* START *
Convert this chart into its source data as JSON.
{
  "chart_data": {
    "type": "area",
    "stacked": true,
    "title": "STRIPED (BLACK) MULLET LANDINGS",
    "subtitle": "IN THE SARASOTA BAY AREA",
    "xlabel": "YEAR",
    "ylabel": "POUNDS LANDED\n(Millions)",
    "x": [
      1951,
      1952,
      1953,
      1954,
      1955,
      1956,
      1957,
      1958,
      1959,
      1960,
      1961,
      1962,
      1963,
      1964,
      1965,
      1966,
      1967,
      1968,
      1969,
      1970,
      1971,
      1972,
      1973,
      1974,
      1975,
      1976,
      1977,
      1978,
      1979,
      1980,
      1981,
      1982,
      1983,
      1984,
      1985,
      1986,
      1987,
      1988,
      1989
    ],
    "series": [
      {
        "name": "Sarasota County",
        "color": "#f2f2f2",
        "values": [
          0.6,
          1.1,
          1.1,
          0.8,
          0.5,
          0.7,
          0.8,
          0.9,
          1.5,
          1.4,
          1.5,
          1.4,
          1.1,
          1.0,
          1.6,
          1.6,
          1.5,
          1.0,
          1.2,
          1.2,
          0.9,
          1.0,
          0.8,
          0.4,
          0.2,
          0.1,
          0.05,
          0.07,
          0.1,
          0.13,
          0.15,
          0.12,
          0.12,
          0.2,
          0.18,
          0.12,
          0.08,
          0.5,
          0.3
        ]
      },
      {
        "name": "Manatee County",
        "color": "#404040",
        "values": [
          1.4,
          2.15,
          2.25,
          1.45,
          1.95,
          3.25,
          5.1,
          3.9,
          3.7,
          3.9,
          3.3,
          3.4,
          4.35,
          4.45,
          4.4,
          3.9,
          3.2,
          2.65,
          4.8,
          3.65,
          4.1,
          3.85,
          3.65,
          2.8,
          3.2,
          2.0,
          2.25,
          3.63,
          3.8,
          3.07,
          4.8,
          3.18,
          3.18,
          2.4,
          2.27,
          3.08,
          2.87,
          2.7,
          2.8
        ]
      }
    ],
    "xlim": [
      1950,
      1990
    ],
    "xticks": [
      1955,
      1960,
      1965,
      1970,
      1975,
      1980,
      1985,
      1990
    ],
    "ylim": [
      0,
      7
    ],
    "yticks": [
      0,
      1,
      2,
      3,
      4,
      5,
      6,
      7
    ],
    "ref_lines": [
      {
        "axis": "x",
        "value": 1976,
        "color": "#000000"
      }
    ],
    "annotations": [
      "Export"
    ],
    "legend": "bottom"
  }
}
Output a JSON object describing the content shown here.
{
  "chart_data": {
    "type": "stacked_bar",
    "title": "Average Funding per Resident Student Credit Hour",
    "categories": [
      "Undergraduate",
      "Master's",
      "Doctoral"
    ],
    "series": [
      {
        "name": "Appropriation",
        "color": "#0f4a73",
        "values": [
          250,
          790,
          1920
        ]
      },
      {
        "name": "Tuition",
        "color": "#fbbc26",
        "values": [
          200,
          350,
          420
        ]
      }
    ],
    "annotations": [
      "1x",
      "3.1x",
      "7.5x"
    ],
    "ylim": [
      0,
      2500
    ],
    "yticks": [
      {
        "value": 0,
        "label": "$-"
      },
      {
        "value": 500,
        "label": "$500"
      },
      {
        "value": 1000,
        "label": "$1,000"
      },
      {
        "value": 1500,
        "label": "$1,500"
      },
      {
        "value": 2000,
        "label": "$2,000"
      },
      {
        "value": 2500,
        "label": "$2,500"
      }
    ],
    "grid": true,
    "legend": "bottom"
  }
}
* END *
## Required task
Select all lines with the word "County" from the entries above.

## Solution
        "name": "Sarasota County",
        "name": "Manatee County",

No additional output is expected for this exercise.